### Goal:
Please transcribe the entries from the very first one through the line containing "spec-value: Paslanmaz Gövde", both included, reproducing each line unchanged.
## Start
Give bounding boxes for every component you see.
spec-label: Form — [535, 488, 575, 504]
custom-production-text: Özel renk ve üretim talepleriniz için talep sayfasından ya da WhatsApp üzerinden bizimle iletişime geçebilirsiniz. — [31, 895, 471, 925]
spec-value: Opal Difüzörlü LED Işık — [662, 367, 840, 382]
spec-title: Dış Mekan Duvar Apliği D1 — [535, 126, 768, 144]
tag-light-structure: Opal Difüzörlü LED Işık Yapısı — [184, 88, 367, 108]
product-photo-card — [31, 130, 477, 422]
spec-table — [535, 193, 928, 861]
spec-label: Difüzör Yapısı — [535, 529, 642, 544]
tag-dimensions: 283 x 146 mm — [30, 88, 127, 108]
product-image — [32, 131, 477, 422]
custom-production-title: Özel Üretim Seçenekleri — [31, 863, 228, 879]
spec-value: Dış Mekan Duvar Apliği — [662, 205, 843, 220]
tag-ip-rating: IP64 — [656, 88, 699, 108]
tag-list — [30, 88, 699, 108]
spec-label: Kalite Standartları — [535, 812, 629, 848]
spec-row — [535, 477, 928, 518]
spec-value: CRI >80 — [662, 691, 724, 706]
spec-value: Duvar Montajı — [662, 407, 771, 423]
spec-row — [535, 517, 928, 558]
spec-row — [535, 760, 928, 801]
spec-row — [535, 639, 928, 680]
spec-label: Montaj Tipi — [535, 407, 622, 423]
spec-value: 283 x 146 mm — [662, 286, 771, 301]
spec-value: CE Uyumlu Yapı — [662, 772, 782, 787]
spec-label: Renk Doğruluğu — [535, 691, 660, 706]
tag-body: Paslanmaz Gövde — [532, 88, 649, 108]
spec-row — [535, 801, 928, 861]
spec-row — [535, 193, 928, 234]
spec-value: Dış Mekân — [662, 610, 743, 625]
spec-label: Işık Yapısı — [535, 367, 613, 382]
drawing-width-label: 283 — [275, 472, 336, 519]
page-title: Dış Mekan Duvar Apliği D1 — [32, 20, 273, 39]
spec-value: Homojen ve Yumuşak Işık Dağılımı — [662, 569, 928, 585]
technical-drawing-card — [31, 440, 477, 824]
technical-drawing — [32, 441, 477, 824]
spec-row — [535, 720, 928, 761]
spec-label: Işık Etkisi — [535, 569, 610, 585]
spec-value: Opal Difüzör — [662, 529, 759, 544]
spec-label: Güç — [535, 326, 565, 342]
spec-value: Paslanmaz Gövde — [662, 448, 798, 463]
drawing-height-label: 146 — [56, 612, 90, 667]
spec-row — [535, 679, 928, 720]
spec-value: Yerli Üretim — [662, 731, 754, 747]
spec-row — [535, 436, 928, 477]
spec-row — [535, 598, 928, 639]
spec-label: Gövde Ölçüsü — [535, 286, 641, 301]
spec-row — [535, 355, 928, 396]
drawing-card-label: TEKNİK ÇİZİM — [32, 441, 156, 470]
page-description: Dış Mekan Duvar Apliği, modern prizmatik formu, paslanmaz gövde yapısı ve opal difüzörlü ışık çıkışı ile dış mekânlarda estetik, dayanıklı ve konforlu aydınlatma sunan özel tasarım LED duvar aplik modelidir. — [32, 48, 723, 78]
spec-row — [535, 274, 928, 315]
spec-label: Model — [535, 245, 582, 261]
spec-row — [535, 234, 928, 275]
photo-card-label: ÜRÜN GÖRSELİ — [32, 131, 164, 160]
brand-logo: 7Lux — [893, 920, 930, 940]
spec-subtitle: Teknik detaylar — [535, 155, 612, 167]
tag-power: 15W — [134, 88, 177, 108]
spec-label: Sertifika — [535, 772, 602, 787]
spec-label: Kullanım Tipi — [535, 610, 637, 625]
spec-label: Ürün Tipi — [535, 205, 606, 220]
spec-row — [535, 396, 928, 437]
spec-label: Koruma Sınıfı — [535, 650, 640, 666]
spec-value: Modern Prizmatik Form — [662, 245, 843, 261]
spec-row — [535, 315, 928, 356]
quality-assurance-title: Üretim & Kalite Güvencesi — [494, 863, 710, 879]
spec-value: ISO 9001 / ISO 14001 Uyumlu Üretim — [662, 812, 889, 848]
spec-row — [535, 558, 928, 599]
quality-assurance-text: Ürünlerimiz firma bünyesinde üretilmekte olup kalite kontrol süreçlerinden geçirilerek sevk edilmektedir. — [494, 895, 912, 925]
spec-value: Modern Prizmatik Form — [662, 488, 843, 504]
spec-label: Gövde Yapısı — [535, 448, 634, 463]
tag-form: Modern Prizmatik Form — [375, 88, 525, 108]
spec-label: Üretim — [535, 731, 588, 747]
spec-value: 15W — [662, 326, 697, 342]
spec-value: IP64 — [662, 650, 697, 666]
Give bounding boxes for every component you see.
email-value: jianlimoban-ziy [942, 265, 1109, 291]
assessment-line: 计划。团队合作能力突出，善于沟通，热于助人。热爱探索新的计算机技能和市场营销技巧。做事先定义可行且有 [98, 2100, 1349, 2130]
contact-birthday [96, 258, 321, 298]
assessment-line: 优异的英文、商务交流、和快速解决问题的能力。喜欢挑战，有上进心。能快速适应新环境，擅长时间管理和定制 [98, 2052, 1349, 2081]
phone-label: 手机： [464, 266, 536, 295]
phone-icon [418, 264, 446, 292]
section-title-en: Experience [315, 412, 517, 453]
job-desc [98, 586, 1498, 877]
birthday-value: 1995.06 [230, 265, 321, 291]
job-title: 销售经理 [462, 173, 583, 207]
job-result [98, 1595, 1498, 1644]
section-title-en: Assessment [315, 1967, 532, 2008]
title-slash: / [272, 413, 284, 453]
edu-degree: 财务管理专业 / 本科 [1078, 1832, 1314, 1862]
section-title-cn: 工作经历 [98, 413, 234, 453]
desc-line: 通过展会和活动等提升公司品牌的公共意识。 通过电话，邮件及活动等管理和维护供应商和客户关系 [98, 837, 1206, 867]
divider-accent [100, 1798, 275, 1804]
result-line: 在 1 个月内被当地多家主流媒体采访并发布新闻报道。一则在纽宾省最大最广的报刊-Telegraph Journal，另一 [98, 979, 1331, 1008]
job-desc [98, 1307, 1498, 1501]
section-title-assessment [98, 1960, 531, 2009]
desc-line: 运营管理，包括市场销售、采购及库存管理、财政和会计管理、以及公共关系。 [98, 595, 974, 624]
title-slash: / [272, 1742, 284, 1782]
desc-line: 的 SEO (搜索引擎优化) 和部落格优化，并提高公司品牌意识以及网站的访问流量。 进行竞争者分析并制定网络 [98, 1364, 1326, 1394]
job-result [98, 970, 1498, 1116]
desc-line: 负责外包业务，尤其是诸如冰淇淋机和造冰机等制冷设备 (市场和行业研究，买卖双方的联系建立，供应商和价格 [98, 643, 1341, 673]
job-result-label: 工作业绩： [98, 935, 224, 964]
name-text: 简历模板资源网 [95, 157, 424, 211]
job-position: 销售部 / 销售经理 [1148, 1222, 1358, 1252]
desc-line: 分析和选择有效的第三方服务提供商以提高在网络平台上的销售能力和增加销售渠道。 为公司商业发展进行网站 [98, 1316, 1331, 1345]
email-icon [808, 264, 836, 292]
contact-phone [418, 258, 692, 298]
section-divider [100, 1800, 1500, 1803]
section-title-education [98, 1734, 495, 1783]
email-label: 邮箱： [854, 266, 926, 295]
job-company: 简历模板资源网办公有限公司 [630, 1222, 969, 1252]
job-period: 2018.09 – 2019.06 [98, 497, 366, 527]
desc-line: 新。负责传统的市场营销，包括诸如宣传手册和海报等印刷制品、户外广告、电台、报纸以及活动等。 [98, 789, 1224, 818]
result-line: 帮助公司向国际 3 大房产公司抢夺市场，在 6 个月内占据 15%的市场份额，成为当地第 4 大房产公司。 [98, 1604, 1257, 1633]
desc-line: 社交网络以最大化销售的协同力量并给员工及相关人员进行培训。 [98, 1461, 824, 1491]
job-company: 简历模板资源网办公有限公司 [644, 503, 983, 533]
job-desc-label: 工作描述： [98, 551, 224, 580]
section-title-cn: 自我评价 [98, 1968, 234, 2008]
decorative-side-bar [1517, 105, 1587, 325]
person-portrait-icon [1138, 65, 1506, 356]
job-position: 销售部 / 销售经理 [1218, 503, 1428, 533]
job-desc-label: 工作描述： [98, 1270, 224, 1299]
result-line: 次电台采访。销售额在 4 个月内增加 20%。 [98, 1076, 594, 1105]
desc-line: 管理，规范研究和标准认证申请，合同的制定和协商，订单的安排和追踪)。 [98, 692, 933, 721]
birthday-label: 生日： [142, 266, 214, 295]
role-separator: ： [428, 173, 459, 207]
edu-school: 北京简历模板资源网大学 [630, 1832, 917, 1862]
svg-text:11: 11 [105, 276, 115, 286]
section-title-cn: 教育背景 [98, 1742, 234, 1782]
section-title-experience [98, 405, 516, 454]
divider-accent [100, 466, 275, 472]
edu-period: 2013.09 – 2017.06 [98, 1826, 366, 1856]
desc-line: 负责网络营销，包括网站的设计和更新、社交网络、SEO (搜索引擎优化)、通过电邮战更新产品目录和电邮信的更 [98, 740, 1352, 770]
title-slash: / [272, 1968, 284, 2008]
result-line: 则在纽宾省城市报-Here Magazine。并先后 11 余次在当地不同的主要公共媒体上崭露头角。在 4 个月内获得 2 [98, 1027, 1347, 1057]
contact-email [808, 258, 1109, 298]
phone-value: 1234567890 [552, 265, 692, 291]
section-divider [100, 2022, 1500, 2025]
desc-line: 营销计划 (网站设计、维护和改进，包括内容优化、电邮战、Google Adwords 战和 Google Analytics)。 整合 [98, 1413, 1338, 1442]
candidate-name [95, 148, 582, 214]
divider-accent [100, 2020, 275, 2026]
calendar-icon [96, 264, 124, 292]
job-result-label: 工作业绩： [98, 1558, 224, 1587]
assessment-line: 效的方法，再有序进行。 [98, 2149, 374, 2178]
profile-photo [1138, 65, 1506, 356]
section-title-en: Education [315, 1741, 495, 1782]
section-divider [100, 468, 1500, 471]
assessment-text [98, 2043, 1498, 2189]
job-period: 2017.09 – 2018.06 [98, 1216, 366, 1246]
## End
### In response:
Give bounding boxes for every component you see.
spec-label: Form — [535, 488, 575, 504]
custom-production-text: Özel renk ve üretim talepleriniz için talep sayfasından ya da WhatsApp üzerinden bizimle iletişime geçebilirsiniz. — [31, 895, 471, 925]
spec-value: Opal Difüzörlü LED Işık — [662, 367, 840, 382]
spec-title: Dış Mekan Duvar Apliği D1 — [535, 126, 768, 144]
tag-light-structure: Opal Difüzörlü LED Işık Yapısı — [184, 88, 367, 108]
product-photo-card — [31, 130, 477, 422]
spec-table — [535, 193, 928, 861]
spec-label: Difüzör Yapısı — [535, 529, 642, 544]
tag-dimensions: 283 x 146 mm — [30, 88, 127, 108]
product-image — [32, 131, 477, 422]
custom-production-title: Özel Üretim Seçenekleri — [31, 863, 228, 879]
spec-value: Dış Mekan Duvar Apliği — [662, 205, 843, 220]
tag-ip-rating: IP64 — [656, 88, 699, 108]
tag-list — [30, 88, 699, 108]
spec-label: Kalite Standartları — [535, 812, 629, 848]
spec-row — [535, 477, 928, 518]
spec-value: CRI >80 — [662, 691, 724, 706]
spec-value: Duvar Montajı — [662, 407, 771, 423]
spec-row — [535, 517, 928, 558]
spec-row — [535, 760, 928, 801]
spec-row — [535, 639, 928, 680]
spec-label: Montaj Tipi — [535, 407, 622, 423]
spec-value: 283 x 146 mm — [662, 286, 771, 301]
spec-value: CE Uyumlu Yapı — [662, 772, 782, 787]
spec-label: Renk Doğruluğu — [535, 691, 660, 706]
tag-body: Paslanmaz Gövde — [532, 88, 649, 108]
spec-row — [535, 801, 928, 861]
spec-row — [535, 193, 928, 234]
spec-value: Dış Mekân — [662, 610, 743, 625]
spec-label: Işık Yapısı — [535, 367, 613, 382]
drawing-width-label: 283 — [275, 472, 336, 519]
page-title: Dış Mekan Duvar Apliği D1 — [32, 20, 273, 39]
spec-value: Homojen ve Yumuşak Işık Dağılımı — [662, 569, 928, 585]
technical-drawing-card — [31, 440, 477, 824]
technical-drawing — [32, 441, 477, 824]
spec-row — [535, 720, 928, 761]
spec-label: Işık Etkisi — [535, 569, 610, 585]
spec-value: Opal Difüzör — [662, 529, 759, 544]
spec-label: Güç — [535, 326, 565, 342]
spec-value: Paslanmaz Gövde — [662, 448, 798, 463]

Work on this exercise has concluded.